## Work to be completed:
Find every line in the records below that contains the word "муниципальных", and copy each such line.

* begin Task data *

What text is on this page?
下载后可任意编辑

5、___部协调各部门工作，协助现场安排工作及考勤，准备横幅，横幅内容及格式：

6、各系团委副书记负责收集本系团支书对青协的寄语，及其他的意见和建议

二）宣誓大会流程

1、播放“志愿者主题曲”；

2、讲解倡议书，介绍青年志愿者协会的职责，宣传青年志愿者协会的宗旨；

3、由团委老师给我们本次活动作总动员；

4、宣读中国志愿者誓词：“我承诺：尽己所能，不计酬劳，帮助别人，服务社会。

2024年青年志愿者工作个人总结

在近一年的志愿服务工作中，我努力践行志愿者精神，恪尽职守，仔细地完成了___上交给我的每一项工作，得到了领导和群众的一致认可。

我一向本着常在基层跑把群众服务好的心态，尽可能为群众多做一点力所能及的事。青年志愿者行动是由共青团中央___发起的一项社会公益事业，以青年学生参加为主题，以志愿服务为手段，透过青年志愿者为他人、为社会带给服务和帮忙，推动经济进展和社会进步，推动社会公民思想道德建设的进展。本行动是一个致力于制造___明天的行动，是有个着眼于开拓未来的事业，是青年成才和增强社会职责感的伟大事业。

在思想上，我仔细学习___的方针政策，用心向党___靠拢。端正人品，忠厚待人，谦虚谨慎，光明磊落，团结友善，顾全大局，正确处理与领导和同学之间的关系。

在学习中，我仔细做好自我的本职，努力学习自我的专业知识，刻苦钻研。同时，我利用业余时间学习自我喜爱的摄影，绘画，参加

* end Task data *
* begin Task data *

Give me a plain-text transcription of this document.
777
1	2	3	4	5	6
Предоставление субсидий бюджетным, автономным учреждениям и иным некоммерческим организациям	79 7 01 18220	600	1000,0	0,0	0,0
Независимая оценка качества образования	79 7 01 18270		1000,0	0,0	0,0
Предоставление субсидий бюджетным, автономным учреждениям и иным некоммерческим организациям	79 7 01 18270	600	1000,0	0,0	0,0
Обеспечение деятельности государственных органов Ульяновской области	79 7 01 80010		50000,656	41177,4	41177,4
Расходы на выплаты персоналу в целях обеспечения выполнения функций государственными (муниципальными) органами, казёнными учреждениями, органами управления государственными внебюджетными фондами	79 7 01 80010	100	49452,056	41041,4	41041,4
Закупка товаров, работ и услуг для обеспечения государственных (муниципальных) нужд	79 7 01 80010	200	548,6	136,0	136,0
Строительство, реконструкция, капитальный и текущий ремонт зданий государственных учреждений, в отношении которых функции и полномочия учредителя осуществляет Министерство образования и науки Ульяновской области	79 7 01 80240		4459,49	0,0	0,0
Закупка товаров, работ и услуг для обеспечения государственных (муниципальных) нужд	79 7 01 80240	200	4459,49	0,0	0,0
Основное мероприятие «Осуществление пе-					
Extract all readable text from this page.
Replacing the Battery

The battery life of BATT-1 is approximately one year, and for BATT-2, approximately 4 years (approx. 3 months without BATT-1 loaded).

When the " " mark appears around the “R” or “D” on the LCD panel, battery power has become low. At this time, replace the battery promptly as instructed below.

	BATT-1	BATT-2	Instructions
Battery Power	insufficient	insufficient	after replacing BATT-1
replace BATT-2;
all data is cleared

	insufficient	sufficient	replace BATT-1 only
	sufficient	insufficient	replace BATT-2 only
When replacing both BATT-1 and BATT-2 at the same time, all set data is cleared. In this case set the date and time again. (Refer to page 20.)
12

* end Task data *

## Full output:
Закупка товаров, работ и услуг для обеспечения государственных (муниципальных) нужд	79 7 01 80010	200	548,6	136,0	136,0
Закупка товаров, работ и услуг для обеспечения государственных (муниципальных) нужд	79 7 01 80240	200	4459,49	0,0	0,0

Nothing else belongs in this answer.